**THE TASK**
In the material below, find every line with "heading" and pull it out.

**GIVEN DATA**
%%

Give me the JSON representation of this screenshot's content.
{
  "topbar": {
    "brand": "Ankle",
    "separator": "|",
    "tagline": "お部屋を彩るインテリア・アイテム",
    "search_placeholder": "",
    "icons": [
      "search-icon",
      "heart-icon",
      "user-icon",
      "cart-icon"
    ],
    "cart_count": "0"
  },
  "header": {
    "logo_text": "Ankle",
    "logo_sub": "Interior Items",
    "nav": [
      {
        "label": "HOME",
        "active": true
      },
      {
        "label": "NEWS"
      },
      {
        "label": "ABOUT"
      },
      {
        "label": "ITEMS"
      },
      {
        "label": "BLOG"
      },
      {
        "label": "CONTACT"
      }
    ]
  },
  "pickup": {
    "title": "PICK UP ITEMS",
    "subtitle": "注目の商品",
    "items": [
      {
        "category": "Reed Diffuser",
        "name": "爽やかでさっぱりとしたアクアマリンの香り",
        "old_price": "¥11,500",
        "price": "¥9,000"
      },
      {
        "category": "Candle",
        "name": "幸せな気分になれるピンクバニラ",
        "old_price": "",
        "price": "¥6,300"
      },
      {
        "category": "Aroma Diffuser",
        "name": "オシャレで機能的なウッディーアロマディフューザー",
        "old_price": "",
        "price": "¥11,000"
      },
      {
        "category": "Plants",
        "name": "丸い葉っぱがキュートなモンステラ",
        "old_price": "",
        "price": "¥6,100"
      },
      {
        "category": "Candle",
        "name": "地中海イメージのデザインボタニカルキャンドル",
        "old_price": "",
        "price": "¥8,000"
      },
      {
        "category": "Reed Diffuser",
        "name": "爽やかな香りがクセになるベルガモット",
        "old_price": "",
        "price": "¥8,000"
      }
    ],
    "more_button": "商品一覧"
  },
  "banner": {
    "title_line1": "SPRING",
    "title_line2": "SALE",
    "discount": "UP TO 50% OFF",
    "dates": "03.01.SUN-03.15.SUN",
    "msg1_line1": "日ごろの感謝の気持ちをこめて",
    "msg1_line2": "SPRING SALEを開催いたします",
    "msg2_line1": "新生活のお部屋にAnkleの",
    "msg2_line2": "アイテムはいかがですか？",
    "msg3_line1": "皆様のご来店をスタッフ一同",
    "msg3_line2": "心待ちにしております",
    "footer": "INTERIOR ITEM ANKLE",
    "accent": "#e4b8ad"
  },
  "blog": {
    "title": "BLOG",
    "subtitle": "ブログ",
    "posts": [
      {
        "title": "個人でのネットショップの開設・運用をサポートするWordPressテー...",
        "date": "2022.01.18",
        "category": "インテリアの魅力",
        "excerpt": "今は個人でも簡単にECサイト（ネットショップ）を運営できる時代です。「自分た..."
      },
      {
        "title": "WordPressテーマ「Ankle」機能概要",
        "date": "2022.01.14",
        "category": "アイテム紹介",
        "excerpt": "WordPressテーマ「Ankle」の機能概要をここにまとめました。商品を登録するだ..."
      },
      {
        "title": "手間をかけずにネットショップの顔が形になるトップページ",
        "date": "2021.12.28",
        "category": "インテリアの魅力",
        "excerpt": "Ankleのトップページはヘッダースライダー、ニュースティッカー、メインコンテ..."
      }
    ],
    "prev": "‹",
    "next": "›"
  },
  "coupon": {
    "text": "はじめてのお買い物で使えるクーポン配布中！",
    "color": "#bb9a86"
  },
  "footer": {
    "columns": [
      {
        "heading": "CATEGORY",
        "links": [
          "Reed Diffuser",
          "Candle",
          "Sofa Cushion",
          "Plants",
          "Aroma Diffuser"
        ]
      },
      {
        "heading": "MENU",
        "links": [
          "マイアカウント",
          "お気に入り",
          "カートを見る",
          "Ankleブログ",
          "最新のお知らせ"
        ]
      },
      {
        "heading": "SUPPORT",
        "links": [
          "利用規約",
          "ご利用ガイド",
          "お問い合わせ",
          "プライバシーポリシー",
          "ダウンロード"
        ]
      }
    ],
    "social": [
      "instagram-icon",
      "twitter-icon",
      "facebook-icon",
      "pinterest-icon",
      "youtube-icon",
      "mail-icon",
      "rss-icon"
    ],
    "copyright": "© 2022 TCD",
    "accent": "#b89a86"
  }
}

%%

**EXERCISE ANSWER**
        "heading": "CATEGORY",
        "heading": "MENU",
        "heading": "SUPPORT",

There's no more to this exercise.